A block of data:
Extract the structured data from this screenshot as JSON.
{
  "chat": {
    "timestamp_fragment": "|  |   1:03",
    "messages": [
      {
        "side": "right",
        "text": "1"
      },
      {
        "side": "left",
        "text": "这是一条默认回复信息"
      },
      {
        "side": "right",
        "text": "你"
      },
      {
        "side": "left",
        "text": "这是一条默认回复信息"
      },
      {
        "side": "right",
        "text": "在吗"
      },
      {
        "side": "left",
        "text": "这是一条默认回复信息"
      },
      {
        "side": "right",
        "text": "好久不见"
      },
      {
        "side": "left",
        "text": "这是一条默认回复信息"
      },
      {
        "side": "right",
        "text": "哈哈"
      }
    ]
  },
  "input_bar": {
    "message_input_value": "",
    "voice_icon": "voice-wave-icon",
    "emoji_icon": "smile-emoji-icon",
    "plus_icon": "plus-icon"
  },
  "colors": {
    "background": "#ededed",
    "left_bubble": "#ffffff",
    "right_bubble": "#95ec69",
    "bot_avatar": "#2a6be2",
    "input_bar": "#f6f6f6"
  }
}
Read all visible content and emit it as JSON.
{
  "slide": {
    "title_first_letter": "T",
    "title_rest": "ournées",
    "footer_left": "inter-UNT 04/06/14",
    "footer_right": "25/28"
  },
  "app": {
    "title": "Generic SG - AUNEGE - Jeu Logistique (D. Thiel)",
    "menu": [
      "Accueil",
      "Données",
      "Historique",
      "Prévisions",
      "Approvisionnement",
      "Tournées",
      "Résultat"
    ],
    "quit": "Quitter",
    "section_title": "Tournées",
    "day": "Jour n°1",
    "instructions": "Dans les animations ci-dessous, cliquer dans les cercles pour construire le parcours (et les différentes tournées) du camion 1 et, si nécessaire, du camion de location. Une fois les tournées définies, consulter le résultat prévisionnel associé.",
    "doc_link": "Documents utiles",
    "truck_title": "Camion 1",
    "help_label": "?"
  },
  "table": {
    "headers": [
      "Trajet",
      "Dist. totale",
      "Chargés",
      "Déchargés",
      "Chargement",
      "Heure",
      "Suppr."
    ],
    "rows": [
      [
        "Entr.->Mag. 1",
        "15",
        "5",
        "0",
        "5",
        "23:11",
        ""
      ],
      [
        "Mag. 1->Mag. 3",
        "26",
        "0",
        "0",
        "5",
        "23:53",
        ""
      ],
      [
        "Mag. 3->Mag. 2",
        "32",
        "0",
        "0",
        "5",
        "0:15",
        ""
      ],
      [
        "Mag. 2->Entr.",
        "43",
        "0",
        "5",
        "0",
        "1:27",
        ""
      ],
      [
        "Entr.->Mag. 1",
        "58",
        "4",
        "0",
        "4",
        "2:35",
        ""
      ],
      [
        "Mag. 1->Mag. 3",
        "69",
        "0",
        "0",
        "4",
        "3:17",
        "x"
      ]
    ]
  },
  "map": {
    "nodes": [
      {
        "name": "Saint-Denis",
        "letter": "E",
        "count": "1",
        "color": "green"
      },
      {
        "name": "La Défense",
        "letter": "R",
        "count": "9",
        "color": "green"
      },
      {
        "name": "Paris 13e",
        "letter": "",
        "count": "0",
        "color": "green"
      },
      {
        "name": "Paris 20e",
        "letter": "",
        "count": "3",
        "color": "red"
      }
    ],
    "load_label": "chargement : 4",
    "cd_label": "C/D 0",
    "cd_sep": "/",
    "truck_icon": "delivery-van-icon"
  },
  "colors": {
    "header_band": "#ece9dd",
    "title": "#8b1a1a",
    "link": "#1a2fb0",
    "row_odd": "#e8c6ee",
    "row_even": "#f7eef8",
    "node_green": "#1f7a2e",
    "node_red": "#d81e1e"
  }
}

__Task objective__
Return the material in full, exactly as shown.

__Answer to the exercise__
Extract the structured data from this screenshot as JSON.
{
  "chat": {
    "timestamp_fragment": "|  |   1:03",
    "messages": [
      {
        "side": "right",
        "text": "1"
      },
      {
        "side": "left",
        "text": "这是一条默认回复信息"
      },
      {
        "side": "right",
        "text": "你"
      },
      {
        "side": "left",
        "text": "这是一条默认回复信息"
      },
      {
        "side": "right",
        "text": "在吗"
      },
      {
        "side": "left",
        "text": "这是一条默认回复信息"
      },
      {
        "side": "right",
        "text": "好久不见"
      },
      {
        "side": "left",
        "text": "这是一条默认回复信息"
      },
      {
        "side": "right",
        "text": "哈哈"
      }
    ]
  },
  "input_bar": {
    "message_input_value": "",
    "voice_icon": "voice-wave-icon",
    "emoji_icon": "smile-emoji-icon",
    "plus_icon": "plus-icon"
  },
  "colors": {
    "background": "#ededed",
    "left_bubble": "#ffffff",
    "right_bubble": "#95ec69",
    "bot_avatar": "#2a6be2",
    "input_bar": "#f6f6f6"
  }
}
Read all visible content and emit it as JSON.
{
  "slide": {
    "title_first_letter": "T",
    "title_rest": "ournées",
    "footer_left": "inter-UNT 04/06/14",
    "footer_right": "25/28"
  },
  "app": {
    "title": "Generic SG - AUNEGE - Jeu Logistique (D. Thiel)",
    "menu": [
      "Accueil",
      "Données",
      "Historique",
      "Prévisions",
      "Approvisionnement",
      "Tournées",
      "Résultat"
    ],
    "quit": "Quitter",
    "section_title": "Tournées",
    "day": "Jour n°1",
    "instructions": "Dans les animations ci-dessous, cliquer dans les cercles pour construire le parcours (et les différentes tournées) du camion 1 et, si nécessaire, du camion de location. Une fois les tournées définies, consulter le résultat prévisionnel associé.",
    "doc_link": "Documents utiles",
    "truck_title": "Camion 1",
    "help_label": "?"
  },
  "table": {
    "headers": [
      "Trajet",
      "Dist. totale",
      "Chargés",
      "Déchargés",
      "Chargement",
      "Heure",
      "Suppr."
    ],
    "rows": [
      [
        "Entr.->Mag. 1",
        "15",
        "5",
        "0",
        "5",
        "23:11",
        ""
      ],
      [
        "Mag. 1->Mag. 3",
        "26",
        "0",
        "0",
        "5",
        "23:53",
        ""
      ],
      [
        "Mag. 3->Mag. 2",
        "32",
        "0",
        "0",
        "5",
        "0:15",
        ""
      ],
      [
        "Mag. 2->Entr.",
        "43",
        "0",
        "5",
        "0",
        "1:27",
        ""
      ],
      [
        "Entr.->Mag. 1",
        "58",
        "4",
        "0",
        "4",
        "2:35",
        ""
      ],
      [
        "Mag. 1->Mag. 3",
        "69",
        "0",
        "0",
        "4",
        "3:17",
        "x"
      ]
    ]
  },
  "map": {
    "nodes": [
      {
        "name": "Saint-Denis",
        "letter": "E",
        "count": "1",
        "color": "green"
      },
      {
        "name": "La Défense",
        "letter": "R",
        "count": "9",
        "color": "green"
      },
      {
        "name": "Paris 13e",
        "letter": "",
        "count": "0",
        "color": "green"
      },
      {
        "name": "Paris 20e",
        "letter": "",
        "count": "3",
        "color": "red"
      }
    ],
    "load_label": "chargement : 4",
    "cd_label": "C/D 0",
    "cd_sep": "/",
    "truck_icon": "delivery-van-icon"
  },
  "colors": {
    "header_band": "#ece9dd",
    "title": "#8b1a1a",
    "link": "#1a2fb0",
    "row_odd": "#e8c6ee",
    "row_even": "#f7eef8",
    "node_green": "#1f7a2e",
    "node_red": "#d81e1e"
  }
}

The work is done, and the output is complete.